* Begin Exercise material *
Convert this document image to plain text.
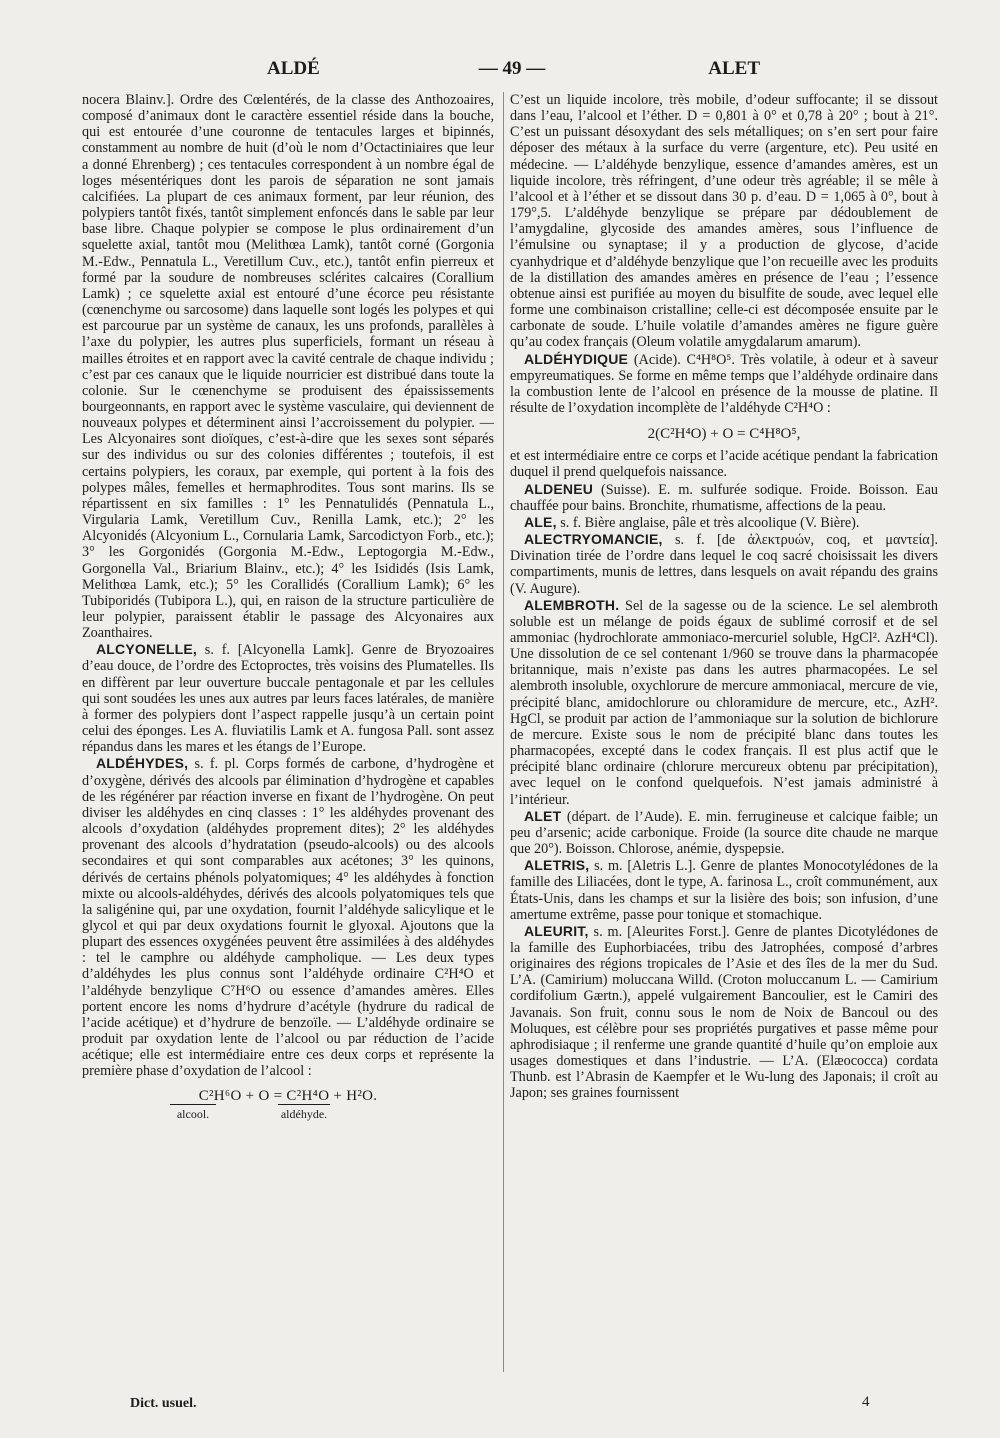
ALDÉ	— 49 —	ALET

nocera Blainv.]. Ordre des Cœlentérés, de la classe des Anthozoaires, composé d’animaux dont le caractère essentiel réside dans la bouche, qui est entourée d’une couronne de tentacules larges et bipinnés, constamment au nombre de huit (d’où le nom d’Octactiniaires que leur a donné Ehrenberg) ; ces tentacules correspondent à un nombre égal de loges mésentériques dont les parois de séparation ne sont jamais calcifiées. La plupart de ces animaux forment, par leur réunion, des polypiers tantôt fixés, tantôt simplement enfoncés dans le sable par leur base libre. Chaque polypier se compose le plus ordinairement d’un squelette axial, tantôt mou (Melithœa Lamk), tantôt corné (Gorgonia M.-Edw., Pennatula L., Veretillum Cuv., etc.), tantôt enfin pierreux et formé par la soudure de nombreuses sclérites calcaires (Corallium Lamk) ; ce squelette axial est entouré d’une écorce peu résistante (cœnenchyme ou sarcosome) dans laquelle sont logés les polypes et qui est parcourue par un système de canaux, les uns profonds, parallèles à l’axe du polypier, les autres plus superficiels, formant un réseau à mailles étroites et en rapport avec la cavité centrale de chaque individu ; c’est par ces canaux que le liquide nourricier est distribué dans toute la colonie. Sur le cœnenchyme se produisent des épaississements bourgeonnants, en rapport avec le système vasculaire, qui deviennent de nouveaux polypes et déterminent ainsi l’accroissement du polypier. — Les Alcyonaires sont dioïques, c’est-à-dire que les sexes sont séparés sur des individus ou sur des colonies différentes ; toutefois, il est certains polypiers, les coraux, par exemple, qui portent à la fois des polypes mâles, femelles et hermaphrodites. Tous sont marins. Ils se répartissent en six familles : 1° les Pennatulidés (Pennatula L., Virgularia Lamk, Veretillum Cuv., Renilla Lamk, etc.); 2° les Alcyonidés (Alcyonium L., Cornularia Lamk, Sarcodictyon Forb., etc.); 3° les Gorgonidés (Gorgonia M.-Edw., Leptogorgia M.-Edw., Gorgonella Val., Briarium Blainv., etc.); 4° les Isididés (Isis Lamk, Melithœa Lamk, etc.); 5° les Corallidés (Corallium Lamk); 6° les Tubiporidés (Tubipora L.), qui, en raison de la structure particulière de leur polypier, paraissent établir le passage des Alcyonaires aux Zoanthaires.

ALCYONELLE, s. f. [Alcyonella Lamk]. Genre de Bryozoaires d’eau douce, de l’ordre des Ectoproctes, très voisins des Plumatelles. Ils en diffèrent par leur ouverture buccale pentagonale et par les cellules qui sont soudées les unes aux autres par leurs faces latérales, de manière à former des polypiers dont l’aspect rappelle jusqu’à un certain point celui des éponges. Les A. fluviatilis Lamk et A. fungosa Pall. sont assez répandus dans les mares et les étangs de l’Europe.

ALDÉHYDES, s. f. pl. Corps formés de carbone, d’hydrogène et d’oxygène, dérivés des alcools par élimination d’hydrogène et capables de les régénérer par réaction inverse en fixant de l’hydrogène. On peut diviser les aldéhydes en cinq classes : 1° les aldéhydes provenant des alcools d’oxydation (aldéhydes proprement dites); 2° les aldéhydes provenant des alcools d’hydratation (pseudo-alcools) ou des alcools secondaires et qui sont comparables aux acétones; 3° les quinons, dérivés de certains phénols polyatomiques; 4° les aldéhydes à fonction mixte ou alcools-aldéhydes, dérivés des alcools polyatomiques tels que la saligénine qui, par une oxydation, fournit l’aldéhyde salicylique et le glycol et qui par deux oxydations fournit le glyoxal. Ajoutons que la plupart des essences oxygénées peuvent être assimilées à des aldéhydes : tel le camphre ou aldéhyde campholique. — Les deux types d’aldéhydes les plus connus sont l’aldéhyde ordinaire C²H⁴O et l’aldéhyde benzylique C⁷H⁶O ou essence d’amandes amères. Elles portent encore les noms d’hydrure d’acétyle (hydrure du radical de l’acide acétique) et d’hydrure de benzoïle. — L’aldéhyde ordinaire se produit par oxydation lente de l’alcool ou par réduction de l’acide acétique; elle est intermédiaire entre ces deux corps et représente la première phase d’oxydation de l’alcool :

C²H⁶O + O = C²H⁴O + H²O.
alcool.	aldéhyde.

C’est un liquide incolore, très mobile, d’odeur suffocante; il se dissout dans l’eau, l’alcool et l’éther. D = 0,801 à 0° et 0,78 à 20° ; bout à 21°. C’est un puissant désoxydant des sels métalliques; on s’en sert pour faire déposer des métaux à la surface du verre (argenture, etc). Peu usité en médecine. — L’aldéhyde benzylique, essence d’amandes amères, est un liquide incolore, très réfringent, d’une odeur très agréable; il se mêle à l’alcool et à l’éther et se dissout dans 30 p. d’eau. D = 1,065 à 0°, bout à 179°,5. L’aldéhyde benzylique se prépare par dédoublement de l’amygdaline, glycoside des amandes amères, sous l’influence de l’émulsine ou synaptase; il y a production de glycose, d’acide cyanhydrique et d’aldéhyde benzylique que l’on recueille avec les produits de la distillation des amandes amères en présence de l’eau ; l’essence obtenue ainsi est purifiée au moyen du bisulfite de soude, avec lequel elle forme une combinaison cristalline; celle-ci est décomposée ensuite par le carbonate de soude. L’huile volatile d’amandes amères ne figure guère qu’au codex français (Oleum volatile amygdalarum amarum).

ALDÉHYDIQUE (Acide). C⁴H⁸O⁵. Très volatile, à odeur et à saveur empyreumatiques. Se forme en même temps que l’aldéhyde ordinaire dans la combustion lente de l’alcool en présence de la mousse de platine. Il résulte de l’oxydation incomplète de l’aldéhyde C²H⁴O :

2(C²H⁴O) + O = C⁴H⁸O⁵,

et est intermédiaire entre ce corps et l’acide acétique pendant la fabrication duquel il prend quelquefois naissance.

ALDENEU (Suisse). E. m. sulfurée sodique. Froide. Boisson. Eau chauffée pour bains. Bronchite, rhumatisme, affections de la peau.

ALE, s. f. Bière anglaise, pâle et très alcoolique (V. Bière).

ALECTRYOMANCIE, s. f. [de ἀλεκτρυών, coq, et μαντεία]. Divination tirée de l’ordre dans lequel le coq sacré choisissait les divers compartiments, munis de lettres, dans lesquels on avait répandu des grains (V. Augure).

ALEMBROTH. Sel de la sagesse ou de la science. Le sel alembroth soluble est un mélange de poids égaux de sublimé corrosif et de sel ammoniac (hydrochlorate ammoniaco-mercuriel soluble, HgCl². AzH⁴Cl). Une dissolution de ce sel contenant 1/960 se trouve dans la pharmacopée britannique, mais n’existe pas dans les autres pharmacopées. Le sel alembroth insoluble, oxychlorure de mercure ammoniacal, mercure de vie, précipité blanc, amidochlorure ou chloramidure de mercure, etc., AzH². HgCl, se produit par action de l’ammoniaque sur la solution de bichlorure de mercure. Existe sous le nom de précipité blanc dans toutes les pharmacopées, excepté dans le codex français. Il est plus actif que le précipité blanc ordinaire (chlorure mercureux obtenu par précipitation), avec lequel on le confond quelquefois. N’est jamais administré à l’intérieur.

ALET (départ. de l’Aude). E. min. ferrugineuse et calcique faible; un peu d’arsenic; acide carbonique. Froide (la source dite chaude ne marque que 20°). Boisson. Chlorose, anémie, dyspepsie.

ALETRIS, s. m. [Aletris L.]. Genre de plantes Monocotylédones de la famille des Liliacées, dont le type, A. farinosa L., croît communément, aux États-Unis, dans les champs et sur la lisière des bois; son infusion, d’une amertume extrême, passe pour tonique et stomachique.

ALEURIT, s. m. [Aleurites Forst.]. Genre de plantes Dicotylédones de la famille des Euphorbiacées, tribu des Jatrophées, composé d’arbres originaires des régions tropicales de l’Asie et des îles de la mer du Sud. L’A. (Camirium) moluccana Willd. (Croton moluccanum L. — Camirium cordifolium Gærtn.), appelé vulgairement Bancoulier, est le Camiri des Javanais. Son fruit, connu sous le nom de Noix de Bancoul ou des Moluques, est célèbre pour ses propriétés purgatives et passe même pour aphrodisiaque ; il renferme une grande quantité d’huile qu’on emploie aux usages domestiques et dans l’industrie. — L’A. (Elæococca) cordata Thunb. est l’Abrasin de Kaempfer et le Wu-lung des Japonais; il croît au Japon; ses graines fournissent

Dict. usuel.	4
* End Exercise material *
Go through the records above and copy every line with the word "C⁴H⁸O⁵".

__Response__.
ALDÉHYDIQUE (Acide). C⁴H⁸O⁵. Très volatile, à odeur et à saveur empyreumatiques. Se forme en même temps que l’aldéhyde ordinaire dans la combustion lente de l’alcool en présence de la mousse de platine. Il résulte de l’oxydation incomplète de l’aldéhyde C²H⁴O :
2(C²H⁴O) + O = C⁴H⁸O⁵,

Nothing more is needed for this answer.